#### YOUR OBJECTIVE:
Copy each line below that includes "index".

#### RAW RECORDS:
###
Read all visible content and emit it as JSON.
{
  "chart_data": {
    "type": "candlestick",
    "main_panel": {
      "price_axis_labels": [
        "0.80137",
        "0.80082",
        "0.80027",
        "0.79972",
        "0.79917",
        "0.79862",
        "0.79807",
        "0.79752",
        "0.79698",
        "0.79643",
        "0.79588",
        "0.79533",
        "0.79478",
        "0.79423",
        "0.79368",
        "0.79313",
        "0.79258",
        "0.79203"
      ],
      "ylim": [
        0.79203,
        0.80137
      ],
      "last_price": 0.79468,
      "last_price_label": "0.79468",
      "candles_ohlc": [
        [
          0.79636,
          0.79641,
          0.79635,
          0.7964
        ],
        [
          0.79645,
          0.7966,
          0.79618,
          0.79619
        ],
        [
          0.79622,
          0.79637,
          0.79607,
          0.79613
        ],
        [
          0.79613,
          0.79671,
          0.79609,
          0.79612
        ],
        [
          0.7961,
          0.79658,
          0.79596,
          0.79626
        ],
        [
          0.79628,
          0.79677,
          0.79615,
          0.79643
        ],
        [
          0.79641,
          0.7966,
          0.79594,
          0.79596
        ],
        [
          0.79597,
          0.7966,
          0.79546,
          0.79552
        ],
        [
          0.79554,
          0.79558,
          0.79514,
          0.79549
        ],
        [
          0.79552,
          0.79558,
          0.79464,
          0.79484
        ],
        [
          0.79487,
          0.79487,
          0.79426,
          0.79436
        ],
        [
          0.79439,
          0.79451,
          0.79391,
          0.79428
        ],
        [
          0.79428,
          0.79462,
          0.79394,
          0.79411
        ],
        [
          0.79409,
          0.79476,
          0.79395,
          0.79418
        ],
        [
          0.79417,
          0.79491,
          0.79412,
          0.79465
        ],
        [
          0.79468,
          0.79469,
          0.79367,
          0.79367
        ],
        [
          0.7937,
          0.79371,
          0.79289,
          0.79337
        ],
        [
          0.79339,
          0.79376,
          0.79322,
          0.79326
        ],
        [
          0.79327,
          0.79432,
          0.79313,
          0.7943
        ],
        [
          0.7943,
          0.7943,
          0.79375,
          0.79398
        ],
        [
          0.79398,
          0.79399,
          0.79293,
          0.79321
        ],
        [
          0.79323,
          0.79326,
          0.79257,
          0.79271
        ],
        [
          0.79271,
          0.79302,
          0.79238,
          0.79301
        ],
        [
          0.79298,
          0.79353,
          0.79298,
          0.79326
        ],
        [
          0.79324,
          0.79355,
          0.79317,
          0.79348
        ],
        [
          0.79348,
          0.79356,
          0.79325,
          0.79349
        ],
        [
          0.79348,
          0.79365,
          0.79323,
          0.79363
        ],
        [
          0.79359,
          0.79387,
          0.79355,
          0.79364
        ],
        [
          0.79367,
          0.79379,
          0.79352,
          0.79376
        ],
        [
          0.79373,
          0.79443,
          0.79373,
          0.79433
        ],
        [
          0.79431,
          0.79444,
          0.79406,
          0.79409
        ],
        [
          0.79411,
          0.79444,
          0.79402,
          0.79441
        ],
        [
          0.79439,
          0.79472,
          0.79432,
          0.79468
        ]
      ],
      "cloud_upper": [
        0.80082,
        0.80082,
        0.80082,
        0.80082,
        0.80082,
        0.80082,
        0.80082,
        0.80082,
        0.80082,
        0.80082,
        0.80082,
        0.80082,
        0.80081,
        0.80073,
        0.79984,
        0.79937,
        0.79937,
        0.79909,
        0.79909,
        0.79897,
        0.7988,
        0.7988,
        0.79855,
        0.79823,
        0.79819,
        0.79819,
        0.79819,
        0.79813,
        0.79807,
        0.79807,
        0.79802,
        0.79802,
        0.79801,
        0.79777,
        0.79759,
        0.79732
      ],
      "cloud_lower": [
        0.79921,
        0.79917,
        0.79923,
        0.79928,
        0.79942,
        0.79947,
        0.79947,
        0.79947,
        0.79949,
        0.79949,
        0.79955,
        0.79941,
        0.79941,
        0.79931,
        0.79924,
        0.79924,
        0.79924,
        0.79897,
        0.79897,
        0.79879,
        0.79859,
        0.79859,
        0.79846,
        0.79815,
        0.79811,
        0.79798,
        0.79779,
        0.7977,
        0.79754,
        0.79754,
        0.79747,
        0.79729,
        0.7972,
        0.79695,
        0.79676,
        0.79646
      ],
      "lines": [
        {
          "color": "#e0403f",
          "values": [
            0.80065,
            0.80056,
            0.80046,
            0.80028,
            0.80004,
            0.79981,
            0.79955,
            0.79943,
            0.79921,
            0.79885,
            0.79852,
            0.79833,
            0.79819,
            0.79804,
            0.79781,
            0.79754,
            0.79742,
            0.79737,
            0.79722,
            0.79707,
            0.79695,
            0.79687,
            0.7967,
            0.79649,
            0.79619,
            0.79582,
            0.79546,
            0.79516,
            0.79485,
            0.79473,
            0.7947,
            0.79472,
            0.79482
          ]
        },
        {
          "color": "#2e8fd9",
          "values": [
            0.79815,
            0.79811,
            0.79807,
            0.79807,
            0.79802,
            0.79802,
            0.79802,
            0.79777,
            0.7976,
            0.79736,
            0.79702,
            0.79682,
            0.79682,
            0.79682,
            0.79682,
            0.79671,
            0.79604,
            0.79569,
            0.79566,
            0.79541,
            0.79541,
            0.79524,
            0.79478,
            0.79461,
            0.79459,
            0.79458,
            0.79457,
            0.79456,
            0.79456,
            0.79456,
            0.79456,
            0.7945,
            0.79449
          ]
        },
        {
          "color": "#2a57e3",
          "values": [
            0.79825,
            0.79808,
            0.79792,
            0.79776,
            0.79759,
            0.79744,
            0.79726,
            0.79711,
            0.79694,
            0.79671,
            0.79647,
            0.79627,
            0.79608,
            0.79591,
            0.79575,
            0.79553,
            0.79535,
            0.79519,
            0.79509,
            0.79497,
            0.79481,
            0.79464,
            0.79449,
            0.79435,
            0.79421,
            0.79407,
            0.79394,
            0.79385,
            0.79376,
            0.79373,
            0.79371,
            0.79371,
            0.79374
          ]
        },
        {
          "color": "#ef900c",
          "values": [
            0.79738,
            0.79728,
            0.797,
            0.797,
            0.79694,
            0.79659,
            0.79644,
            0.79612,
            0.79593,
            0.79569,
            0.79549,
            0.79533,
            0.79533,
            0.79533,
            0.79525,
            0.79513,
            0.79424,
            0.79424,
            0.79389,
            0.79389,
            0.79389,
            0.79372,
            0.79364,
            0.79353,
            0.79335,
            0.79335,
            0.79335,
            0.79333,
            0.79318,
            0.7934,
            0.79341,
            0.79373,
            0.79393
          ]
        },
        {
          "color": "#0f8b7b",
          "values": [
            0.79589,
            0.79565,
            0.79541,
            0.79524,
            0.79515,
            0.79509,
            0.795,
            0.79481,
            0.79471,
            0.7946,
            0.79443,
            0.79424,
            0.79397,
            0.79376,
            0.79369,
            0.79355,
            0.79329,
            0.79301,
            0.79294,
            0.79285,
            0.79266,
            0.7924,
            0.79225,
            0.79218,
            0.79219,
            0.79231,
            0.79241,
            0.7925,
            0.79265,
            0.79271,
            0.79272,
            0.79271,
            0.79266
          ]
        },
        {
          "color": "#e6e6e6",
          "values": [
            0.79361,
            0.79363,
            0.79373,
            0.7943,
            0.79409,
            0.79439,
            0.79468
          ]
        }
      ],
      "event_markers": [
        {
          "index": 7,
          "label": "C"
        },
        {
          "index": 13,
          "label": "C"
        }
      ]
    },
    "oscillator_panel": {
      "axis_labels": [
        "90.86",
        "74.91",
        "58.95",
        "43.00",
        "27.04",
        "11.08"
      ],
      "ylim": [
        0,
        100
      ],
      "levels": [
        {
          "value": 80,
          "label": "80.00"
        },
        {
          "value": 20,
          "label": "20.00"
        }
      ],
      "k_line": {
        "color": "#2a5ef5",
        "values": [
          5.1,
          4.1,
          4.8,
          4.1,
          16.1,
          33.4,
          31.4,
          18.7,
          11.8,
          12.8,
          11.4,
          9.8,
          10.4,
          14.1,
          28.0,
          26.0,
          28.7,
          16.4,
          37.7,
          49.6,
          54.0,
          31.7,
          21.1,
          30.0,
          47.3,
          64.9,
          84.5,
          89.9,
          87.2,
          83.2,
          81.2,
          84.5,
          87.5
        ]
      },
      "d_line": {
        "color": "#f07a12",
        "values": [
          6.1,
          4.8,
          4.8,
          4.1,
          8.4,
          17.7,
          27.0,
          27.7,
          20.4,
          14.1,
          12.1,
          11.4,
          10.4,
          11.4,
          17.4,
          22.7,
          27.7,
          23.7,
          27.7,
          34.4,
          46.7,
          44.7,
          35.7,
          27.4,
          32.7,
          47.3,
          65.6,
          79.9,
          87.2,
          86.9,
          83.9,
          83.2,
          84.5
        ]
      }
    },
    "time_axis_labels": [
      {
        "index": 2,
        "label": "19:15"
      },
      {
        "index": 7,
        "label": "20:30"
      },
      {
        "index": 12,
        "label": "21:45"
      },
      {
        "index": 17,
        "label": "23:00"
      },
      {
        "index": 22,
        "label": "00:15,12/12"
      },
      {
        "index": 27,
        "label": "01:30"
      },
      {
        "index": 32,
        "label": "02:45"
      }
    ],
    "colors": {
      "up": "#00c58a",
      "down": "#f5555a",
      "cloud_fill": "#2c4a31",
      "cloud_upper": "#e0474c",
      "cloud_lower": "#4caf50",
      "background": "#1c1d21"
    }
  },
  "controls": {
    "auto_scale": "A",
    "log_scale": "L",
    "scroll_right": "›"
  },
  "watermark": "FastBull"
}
###
#### EXERCISE RESULT:
          "index": 7,
          "index": 13,
        "index": 2,
        "index": 7,
        "index": 12,
        "index": 17,
        "index": 22,
        "index": 27,
        "index": 32,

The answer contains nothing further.